Problem to solve:
Gather up the lines with the word "content" in them.

--- Start of Source material ---

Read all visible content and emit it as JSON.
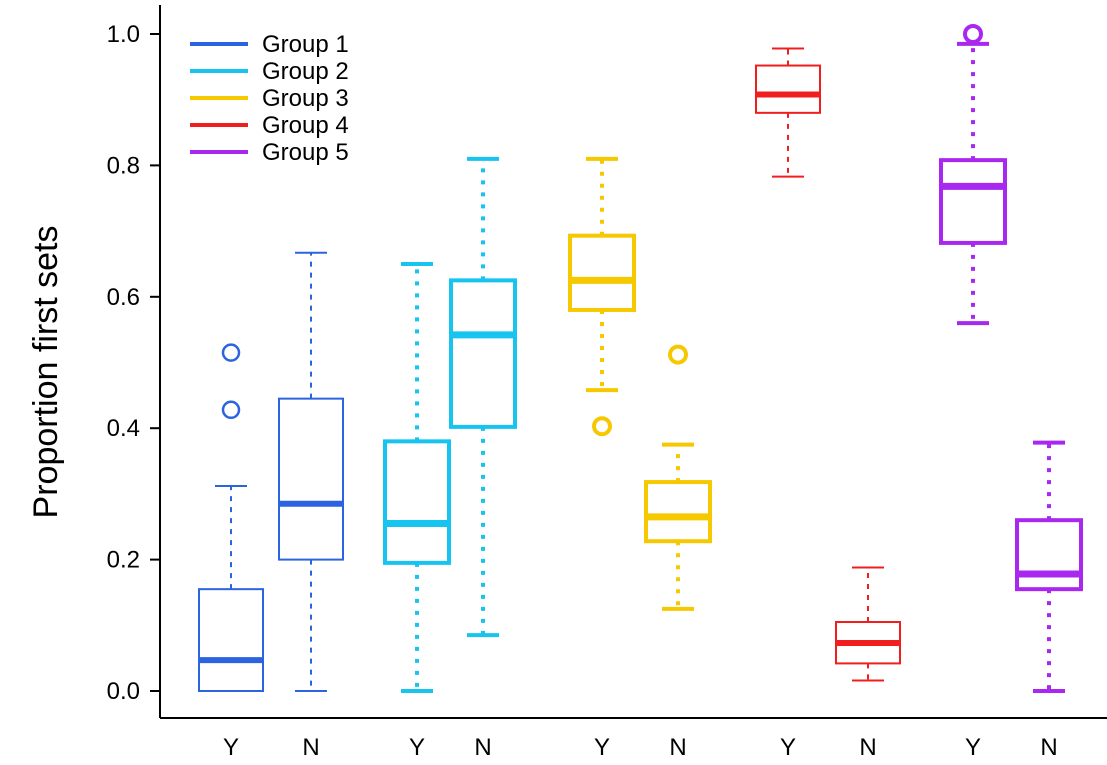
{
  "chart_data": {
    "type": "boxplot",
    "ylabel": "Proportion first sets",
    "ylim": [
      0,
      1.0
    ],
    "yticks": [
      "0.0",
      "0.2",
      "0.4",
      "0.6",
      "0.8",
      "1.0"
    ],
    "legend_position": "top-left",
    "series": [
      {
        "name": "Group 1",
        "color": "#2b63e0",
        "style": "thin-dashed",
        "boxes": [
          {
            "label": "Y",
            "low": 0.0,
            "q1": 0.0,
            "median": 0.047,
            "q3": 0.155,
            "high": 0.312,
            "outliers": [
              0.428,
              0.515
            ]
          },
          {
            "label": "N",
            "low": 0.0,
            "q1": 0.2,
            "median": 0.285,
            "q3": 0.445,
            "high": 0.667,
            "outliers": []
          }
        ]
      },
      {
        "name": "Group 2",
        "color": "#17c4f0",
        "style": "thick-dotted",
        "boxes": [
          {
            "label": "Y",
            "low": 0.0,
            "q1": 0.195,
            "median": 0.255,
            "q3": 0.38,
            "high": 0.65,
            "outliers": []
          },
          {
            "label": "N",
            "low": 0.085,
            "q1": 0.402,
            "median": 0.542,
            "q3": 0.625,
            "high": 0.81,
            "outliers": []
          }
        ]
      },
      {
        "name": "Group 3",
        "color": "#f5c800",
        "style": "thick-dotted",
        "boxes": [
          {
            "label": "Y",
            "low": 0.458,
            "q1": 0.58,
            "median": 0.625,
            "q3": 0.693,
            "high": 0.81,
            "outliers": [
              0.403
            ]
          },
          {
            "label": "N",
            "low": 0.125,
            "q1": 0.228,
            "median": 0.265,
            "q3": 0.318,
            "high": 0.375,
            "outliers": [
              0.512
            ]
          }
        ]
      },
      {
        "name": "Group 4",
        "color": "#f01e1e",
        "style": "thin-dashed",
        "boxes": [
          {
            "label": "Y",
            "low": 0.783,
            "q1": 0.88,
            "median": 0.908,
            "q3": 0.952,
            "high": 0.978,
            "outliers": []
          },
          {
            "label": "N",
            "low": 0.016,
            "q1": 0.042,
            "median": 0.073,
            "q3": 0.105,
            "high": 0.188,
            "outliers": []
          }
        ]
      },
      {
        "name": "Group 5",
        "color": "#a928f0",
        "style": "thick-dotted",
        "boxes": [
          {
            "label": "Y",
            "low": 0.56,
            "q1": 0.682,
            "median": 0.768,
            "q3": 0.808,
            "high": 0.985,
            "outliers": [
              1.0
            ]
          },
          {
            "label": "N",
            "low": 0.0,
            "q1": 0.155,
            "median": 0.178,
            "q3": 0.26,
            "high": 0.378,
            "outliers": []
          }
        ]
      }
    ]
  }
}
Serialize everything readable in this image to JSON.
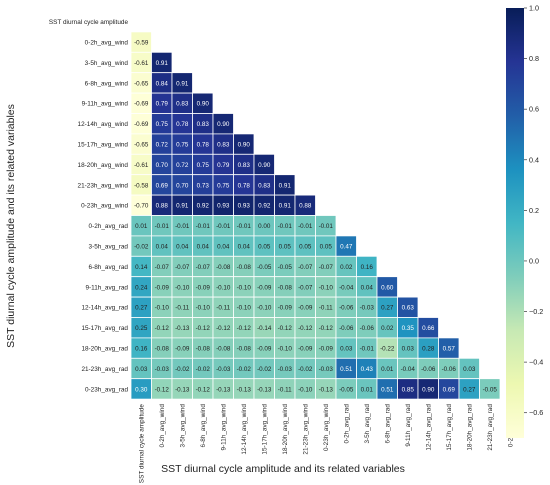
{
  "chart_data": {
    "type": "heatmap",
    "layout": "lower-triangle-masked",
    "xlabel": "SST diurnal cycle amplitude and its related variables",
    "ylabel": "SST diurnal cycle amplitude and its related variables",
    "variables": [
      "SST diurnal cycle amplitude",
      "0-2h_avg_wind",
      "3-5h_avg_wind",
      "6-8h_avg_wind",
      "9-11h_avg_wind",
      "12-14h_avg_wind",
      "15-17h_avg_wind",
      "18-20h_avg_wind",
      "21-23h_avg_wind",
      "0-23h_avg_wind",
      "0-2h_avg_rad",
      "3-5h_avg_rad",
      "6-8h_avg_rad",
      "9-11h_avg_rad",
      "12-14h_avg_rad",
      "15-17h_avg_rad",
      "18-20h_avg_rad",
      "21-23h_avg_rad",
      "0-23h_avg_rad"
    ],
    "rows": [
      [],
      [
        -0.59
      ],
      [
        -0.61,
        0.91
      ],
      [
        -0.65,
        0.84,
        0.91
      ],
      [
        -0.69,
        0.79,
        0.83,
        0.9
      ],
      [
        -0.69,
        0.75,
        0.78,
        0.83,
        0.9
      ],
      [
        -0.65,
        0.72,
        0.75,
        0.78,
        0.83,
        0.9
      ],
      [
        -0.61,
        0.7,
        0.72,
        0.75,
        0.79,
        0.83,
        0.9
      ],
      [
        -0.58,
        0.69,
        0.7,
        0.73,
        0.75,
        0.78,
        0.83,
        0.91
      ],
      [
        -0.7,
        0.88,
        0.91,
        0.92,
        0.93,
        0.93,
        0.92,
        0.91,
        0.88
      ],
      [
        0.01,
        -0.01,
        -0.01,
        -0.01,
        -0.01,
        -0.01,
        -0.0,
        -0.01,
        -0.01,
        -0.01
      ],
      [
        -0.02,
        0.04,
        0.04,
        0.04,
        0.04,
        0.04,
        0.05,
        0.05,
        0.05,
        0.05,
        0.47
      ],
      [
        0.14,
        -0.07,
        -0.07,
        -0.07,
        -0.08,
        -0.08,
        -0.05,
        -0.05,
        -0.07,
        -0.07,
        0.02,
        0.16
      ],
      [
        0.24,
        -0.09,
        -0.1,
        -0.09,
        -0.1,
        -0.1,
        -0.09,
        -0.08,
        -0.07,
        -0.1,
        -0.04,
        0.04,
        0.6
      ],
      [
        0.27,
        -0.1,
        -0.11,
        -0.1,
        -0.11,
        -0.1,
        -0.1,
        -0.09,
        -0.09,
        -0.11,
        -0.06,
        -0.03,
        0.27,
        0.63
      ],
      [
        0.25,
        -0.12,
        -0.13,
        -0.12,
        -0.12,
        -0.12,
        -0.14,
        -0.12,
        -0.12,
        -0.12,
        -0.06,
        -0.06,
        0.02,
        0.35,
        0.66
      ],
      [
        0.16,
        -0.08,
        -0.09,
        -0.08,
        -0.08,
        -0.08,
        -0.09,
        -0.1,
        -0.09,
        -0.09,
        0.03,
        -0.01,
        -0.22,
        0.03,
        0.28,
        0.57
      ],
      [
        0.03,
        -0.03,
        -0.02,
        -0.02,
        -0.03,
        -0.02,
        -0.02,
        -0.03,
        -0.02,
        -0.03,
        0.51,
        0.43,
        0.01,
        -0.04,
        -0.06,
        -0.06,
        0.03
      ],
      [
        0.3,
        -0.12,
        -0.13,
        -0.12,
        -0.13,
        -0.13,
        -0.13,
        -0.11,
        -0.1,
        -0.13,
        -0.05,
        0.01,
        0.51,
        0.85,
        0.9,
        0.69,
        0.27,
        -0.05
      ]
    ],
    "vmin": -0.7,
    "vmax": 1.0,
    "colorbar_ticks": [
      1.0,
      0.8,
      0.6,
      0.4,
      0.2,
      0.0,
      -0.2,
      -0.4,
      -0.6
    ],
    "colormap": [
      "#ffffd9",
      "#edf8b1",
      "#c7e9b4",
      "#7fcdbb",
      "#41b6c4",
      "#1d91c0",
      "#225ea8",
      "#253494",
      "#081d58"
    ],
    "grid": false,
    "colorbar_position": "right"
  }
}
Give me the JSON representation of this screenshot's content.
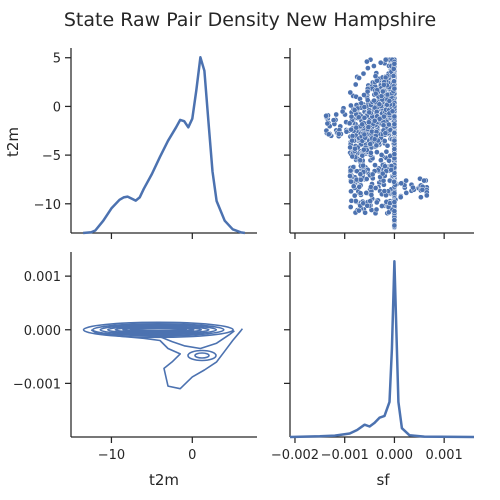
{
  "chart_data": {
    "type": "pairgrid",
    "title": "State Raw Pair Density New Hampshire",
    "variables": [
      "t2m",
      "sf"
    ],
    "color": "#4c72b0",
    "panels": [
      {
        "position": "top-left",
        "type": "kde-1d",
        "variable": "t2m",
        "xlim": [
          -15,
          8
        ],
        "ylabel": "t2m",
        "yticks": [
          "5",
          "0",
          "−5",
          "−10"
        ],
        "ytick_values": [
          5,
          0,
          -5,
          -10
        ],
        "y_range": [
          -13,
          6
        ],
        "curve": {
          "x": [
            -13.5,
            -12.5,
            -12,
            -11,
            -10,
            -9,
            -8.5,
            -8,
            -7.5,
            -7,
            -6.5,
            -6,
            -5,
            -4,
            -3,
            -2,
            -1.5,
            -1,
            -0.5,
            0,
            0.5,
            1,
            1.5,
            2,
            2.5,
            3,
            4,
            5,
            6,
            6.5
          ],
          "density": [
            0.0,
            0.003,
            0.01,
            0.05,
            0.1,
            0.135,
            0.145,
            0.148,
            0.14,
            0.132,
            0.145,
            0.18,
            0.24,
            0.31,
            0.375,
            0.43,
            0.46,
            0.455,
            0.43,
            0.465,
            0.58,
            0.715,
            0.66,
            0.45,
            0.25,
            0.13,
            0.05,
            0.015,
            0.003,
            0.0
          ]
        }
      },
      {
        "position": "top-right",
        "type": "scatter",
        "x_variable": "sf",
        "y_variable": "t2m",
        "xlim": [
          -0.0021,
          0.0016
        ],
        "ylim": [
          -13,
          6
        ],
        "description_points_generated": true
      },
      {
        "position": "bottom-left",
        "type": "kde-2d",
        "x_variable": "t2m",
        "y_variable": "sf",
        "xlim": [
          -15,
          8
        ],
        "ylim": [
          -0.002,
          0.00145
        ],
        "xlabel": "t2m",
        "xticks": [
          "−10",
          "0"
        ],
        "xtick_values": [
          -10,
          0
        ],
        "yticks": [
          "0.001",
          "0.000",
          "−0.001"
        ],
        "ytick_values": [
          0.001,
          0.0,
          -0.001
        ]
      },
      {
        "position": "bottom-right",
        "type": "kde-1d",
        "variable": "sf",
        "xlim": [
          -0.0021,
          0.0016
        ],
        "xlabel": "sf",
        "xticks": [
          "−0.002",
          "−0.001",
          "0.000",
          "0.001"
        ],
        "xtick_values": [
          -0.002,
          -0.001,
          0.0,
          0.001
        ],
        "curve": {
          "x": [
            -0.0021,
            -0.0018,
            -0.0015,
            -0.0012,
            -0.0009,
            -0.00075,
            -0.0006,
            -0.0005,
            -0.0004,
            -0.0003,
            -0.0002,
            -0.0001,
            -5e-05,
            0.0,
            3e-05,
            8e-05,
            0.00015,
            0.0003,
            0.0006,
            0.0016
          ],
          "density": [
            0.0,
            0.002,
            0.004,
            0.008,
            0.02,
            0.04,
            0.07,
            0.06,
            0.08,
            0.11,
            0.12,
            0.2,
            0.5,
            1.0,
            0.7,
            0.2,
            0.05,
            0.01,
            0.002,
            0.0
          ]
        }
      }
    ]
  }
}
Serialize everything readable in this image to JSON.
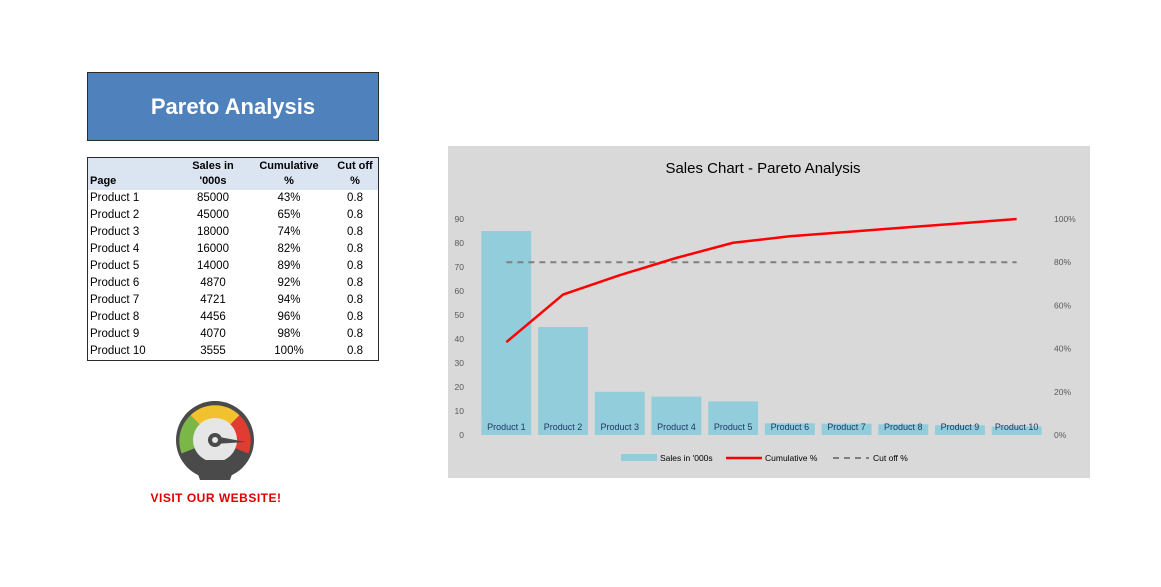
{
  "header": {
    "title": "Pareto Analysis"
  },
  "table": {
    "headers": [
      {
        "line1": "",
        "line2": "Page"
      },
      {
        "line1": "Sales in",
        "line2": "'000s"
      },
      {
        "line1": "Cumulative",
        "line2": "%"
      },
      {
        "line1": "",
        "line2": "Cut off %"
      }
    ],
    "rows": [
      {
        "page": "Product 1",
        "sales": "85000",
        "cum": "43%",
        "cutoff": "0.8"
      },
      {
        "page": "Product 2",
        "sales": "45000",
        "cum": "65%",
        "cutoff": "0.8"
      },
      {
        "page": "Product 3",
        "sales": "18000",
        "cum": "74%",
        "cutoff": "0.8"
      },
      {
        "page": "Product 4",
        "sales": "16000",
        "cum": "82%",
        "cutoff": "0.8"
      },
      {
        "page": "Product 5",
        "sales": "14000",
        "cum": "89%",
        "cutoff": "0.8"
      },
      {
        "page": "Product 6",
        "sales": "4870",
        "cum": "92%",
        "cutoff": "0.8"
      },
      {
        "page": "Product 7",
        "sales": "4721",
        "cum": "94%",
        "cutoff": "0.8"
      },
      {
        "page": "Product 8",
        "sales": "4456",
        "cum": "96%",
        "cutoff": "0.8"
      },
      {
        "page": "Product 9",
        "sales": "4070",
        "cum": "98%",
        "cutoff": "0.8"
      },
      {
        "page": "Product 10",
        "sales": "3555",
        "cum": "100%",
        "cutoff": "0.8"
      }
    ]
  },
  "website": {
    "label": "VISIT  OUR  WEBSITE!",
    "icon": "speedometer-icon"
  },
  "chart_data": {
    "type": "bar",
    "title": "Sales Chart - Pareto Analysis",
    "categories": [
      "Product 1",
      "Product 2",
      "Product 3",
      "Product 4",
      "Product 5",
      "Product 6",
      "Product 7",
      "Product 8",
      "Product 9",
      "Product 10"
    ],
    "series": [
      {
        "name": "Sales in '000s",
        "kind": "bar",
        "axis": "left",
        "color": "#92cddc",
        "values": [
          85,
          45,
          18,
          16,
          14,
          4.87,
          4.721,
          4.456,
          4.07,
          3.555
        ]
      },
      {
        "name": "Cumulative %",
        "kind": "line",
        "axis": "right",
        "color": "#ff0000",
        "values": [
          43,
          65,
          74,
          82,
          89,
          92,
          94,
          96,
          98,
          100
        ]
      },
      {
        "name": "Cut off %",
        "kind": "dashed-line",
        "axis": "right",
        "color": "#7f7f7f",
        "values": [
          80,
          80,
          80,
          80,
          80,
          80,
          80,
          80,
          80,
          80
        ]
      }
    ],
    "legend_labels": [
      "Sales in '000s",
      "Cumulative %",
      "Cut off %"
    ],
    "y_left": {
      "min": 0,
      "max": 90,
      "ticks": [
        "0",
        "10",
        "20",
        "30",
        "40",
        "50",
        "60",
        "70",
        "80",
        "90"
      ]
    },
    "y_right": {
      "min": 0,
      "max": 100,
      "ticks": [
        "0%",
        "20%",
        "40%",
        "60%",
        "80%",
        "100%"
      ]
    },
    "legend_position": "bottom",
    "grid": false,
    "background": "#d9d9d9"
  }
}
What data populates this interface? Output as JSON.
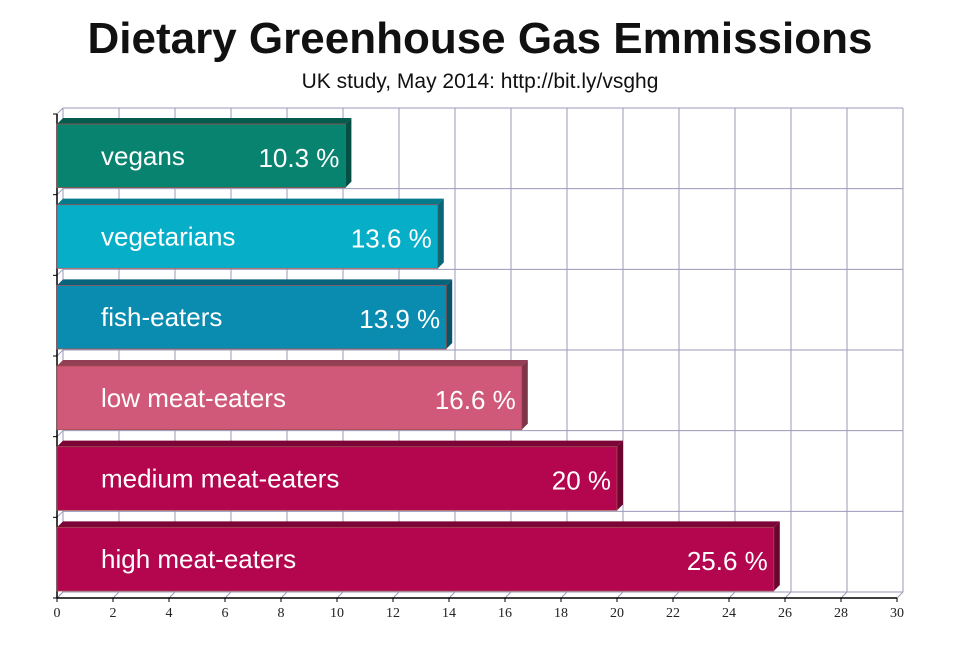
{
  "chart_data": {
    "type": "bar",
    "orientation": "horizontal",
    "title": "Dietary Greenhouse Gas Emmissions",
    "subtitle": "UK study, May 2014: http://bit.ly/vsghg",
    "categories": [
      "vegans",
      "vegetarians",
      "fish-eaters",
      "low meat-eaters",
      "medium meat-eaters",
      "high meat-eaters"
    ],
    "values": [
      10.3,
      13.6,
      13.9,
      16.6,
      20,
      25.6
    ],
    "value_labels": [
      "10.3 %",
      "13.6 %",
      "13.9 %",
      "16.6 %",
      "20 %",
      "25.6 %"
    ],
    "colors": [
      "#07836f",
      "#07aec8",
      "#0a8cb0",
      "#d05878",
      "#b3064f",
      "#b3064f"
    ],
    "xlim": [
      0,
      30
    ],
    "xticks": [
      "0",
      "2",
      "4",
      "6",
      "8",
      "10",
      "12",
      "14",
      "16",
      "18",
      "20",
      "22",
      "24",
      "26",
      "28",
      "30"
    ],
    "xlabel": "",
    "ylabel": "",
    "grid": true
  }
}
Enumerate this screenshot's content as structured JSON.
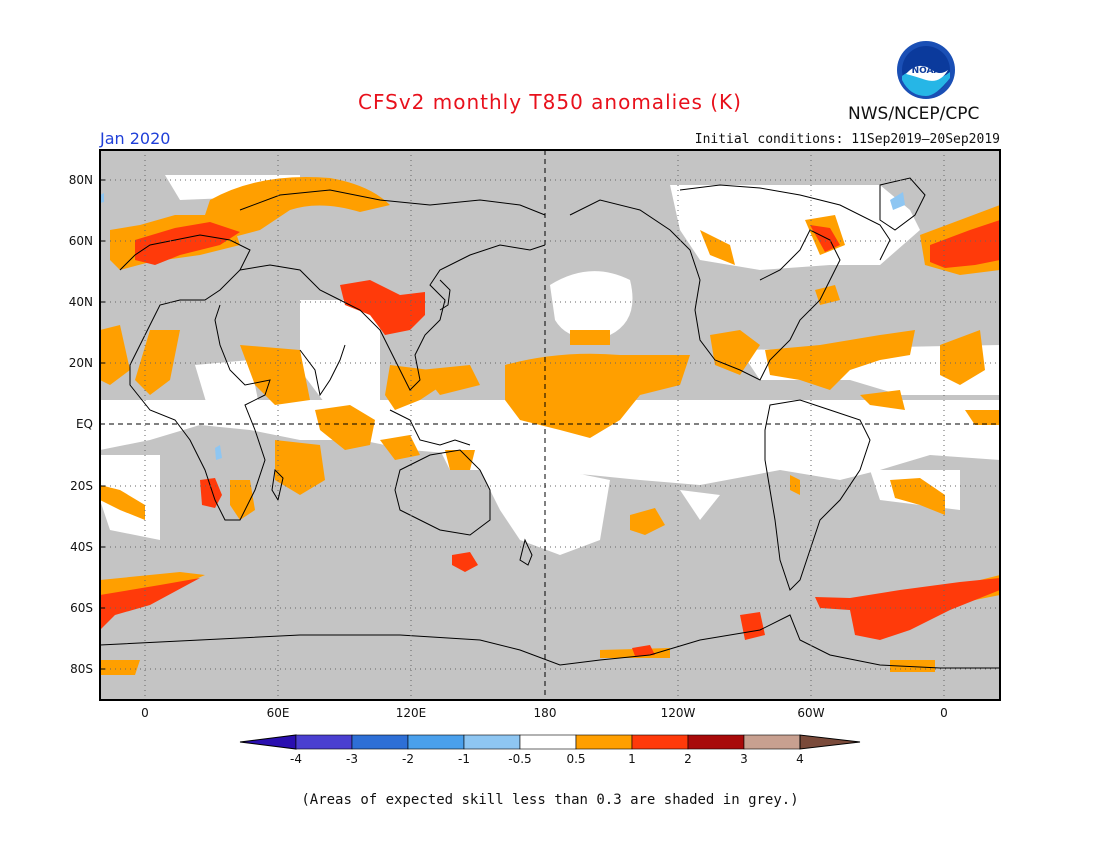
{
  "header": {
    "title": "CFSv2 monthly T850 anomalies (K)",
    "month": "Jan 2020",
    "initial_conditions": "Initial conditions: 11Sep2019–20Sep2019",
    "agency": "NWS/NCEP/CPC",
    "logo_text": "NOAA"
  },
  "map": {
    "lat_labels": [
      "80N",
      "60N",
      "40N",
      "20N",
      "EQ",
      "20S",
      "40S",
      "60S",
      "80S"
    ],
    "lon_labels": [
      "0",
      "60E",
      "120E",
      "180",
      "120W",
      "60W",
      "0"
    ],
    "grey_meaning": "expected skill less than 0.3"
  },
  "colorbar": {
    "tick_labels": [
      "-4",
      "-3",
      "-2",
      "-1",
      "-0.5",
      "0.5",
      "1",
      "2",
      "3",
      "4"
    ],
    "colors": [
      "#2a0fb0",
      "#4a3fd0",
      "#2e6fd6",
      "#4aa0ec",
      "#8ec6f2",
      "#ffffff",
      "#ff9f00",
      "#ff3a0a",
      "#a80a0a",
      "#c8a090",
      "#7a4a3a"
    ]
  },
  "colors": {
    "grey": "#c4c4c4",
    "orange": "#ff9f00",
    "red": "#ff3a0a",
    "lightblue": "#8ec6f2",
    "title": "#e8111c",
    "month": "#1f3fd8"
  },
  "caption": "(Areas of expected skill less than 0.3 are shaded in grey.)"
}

--- End of Source material ---

Exercise answer:
Read all visible content and emit it as JSON.
Give me the JSON representation of this screenshot's content.
Enumerate this screenshot's content as structured JSON.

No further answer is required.